> **DATA SUPPLIED**:
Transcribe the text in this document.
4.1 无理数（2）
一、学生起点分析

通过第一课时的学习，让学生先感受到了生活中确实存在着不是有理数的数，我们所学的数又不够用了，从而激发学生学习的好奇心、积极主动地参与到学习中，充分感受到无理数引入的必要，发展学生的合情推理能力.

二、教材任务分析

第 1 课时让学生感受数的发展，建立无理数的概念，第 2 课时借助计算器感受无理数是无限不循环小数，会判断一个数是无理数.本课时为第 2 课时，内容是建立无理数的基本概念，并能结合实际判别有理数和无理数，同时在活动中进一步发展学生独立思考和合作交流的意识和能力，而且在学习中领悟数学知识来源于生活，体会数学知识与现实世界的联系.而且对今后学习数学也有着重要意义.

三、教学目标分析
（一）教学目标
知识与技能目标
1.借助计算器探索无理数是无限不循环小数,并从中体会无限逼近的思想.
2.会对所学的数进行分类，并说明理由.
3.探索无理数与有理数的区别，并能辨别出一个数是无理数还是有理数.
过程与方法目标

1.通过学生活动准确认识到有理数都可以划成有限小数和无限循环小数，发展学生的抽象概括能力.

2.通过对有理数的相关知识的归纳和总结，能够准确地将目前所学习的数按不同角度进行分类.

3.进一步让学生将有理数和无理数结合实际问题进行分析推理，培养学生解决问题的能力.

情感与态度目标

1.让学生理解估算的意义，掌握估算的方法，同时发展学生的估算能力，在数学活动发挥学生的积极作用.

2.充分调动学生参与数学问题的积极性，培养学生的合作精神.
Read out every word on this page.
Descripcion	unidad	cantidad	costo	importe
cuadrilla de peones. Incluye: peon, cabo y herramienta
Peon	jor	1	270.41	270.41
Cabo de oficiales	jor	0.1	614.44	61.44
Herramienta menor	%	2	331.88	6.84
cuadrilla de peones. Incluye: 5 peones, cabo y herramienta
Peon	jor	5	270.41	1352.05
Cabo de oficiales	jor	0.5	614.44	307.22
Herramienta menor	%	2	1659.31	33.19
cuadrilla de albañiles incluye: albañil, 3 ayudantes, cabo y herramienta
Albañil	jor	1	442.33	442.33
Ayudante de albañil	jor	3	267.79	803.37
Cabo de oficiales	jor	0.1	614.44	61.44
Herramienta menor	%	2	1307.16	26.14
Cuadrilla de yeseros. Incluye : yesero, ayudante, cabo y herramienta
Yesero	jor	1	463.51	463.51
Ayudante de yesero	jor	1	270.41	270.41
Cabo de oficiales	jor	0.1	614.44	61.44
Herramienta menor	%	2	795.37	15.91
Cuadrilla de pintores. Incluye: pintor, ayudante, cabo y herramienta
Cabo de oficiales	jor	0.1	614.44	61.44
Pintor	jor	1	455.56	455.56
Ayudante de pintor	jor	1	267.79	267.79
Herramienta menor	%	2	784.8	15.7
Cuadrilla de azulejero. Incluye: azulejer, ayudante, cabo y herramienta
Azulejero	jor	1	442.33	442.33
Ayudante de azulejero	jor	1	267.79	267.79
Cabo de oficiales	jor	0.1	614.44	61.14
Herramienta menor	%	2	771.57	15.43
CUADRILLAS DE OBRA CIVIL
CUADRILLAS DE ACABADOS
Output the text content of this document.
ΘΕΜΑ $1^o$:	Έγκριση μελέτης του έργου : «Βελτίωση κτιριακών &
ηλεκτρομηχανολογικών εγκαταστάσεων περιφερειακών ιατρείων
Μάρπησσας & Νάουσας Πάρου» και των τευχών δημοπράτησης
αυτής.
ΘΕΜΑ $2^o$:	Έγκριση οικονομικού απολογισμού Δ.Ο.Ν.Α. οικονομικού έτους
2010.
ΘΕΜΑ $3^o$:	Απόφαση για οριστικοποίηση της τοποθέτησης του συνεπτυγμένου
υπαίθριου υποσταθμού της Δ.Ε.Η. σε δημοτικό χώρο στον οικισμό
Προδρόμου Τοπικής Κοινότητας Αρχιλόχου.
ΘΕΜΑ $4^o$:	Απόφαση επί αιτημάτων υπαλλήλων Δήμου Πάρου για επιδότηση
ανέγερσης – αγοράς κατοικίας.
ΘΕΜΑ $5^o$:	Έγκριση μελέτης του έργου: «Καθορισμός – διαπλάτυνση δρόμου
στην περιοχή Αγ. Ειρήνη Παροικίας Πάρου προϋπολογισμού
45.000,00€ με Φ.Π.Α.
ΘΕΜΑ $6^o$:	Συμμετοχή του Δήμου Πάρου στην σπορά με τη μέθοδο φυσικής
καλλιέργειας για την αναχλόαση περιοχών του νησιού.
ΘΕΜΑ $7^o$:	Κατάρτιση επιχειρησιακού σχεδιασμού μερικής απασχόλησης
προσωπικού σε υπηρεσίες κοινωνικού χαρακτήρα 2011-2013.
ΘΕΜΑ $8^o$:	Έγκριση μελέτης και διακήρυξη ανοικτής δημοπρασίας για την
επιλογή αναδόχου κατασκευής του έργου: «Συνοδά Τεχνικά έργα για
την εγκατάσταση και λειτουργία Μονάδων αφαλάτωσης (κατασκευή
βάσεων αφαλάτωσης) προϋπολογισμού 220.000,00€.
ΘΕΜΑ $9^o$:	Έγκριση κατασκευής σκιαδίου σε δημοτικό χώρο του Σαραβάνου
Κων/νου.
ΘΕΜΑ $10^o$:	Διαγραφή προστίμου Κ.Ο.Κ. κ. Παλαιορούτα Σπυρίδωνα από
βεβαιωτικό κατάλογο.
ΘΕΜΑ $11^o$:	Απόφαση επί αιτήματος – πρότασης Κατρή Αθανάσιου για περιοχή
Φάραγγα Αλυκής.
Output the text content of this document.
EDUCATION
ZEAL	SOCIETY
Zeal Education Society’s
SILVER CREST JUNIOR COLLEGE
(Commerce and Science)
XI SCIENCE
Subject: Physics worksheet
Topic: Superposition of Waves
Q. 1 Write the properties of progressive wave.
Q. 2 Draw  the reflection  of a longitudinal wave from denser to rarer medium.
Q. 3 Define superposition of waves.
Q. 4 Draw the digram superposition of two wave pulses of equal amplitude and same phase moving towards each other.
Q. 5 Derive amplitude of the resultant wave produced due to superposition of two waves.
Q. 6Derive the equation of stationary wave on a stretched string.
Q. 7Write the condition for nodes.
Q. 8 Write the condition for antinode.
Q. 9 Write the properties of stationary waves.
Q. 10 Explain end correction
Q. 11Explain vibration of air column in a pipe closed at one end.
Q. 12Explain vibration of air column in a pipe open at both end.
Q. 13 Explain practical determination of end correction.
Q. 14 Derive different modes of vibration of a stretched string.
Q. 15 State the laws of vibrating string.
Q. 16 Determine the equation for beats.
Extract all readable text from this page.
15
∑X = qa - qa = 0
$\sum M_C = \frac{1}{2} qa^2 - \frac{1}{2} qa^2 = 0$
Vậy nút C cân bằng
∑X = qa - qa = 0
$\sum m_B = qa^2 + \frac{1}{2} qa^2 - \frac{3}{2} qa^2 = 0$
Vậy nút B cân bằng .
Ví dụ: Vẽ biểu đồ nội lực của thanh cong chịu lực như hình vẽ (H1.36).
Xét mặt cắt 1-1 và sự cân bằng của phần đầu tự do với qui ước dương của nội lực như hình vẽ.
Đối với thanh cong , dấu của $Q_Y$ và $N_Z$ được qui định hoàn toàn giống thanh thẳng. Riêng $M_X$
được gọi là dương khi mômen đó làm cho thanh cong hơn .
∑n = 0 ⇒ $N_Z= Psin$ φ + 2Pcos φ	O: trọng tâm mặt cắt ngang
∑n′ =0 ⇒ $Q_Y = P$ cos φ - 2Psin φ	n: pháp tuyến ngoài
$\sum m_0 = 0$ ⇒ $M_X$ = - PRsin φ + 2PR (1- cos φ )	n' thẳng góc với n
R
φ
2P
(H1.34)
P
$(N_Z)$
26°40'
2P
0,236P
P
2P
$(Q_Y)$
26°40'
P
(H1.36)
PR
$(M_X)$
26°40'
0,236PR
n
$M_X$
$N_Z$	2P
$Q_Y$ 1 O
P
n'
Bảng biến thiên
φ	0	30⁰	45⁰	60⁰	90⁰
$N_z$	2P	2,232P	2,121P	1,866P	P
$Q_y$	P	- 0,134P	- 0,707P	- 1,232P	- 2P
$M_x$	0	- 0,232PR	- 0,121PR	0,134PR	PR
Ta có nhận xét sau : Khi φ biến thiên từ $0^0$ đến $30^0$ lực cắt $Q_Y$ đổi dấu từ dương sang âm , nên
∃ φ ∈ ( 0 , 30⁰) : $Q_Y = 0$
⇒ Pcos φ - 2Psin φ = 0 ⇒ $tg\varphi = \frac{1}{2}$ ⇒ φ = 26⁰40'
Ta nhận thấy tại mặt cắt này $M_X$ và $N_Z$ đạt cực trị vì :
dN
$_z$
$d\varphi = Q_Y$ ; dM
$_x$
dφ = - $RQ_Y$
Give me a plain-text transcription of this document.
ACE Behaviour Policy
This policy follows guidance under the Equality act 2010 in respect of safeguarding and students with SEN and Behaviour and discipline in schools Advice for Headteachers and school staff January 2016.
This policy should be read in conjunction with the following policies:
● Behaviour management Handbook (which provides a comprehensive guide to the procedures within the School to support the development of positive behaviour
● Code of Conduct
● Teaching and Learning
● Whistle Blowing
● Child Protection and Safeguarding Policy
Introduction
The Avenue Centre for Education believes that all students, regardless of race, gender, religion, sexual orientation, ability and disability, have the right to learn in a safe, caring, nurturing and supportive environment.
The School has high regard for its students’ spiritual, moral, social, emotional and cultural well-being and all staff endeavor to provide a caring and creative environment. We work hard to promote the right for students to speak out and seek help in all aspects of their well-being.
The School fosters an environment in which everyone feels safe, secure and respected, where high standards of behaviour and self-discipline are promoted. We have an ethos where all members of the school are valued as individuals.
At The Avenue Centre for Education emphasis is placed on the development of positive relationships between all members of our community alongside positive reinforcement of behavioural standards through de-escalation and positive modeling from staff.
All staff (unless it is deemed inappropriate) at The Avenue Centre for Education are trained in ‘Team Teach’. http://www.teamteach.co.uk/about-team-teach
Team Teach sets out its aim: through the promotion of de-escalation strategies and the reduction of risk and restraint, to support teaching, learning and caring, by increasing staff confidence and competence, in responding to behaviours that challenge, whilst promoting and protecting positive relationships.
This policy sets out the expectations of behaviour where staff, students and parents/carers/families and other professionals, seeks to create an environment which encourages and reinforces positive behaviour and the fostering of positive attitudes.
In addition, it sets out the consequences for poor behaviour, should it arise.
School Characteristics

> **GIVEN INSTRUCTION**: Pull out every line of the records that includes the string "discipline".

> **EXPECTED ANSWER**:
This policy follows guidance under the Equality act 2010 in respect of safeguarding and students with SEN and Behaviour and discipline in schools Advice for Headteachers and school staff January 2016.
The School fosters an environment in which everyone feels safe, secure and respected, where high standards of behaviour and self-discipline are promoted. We have an ethos where all members of the school are valued as individuals.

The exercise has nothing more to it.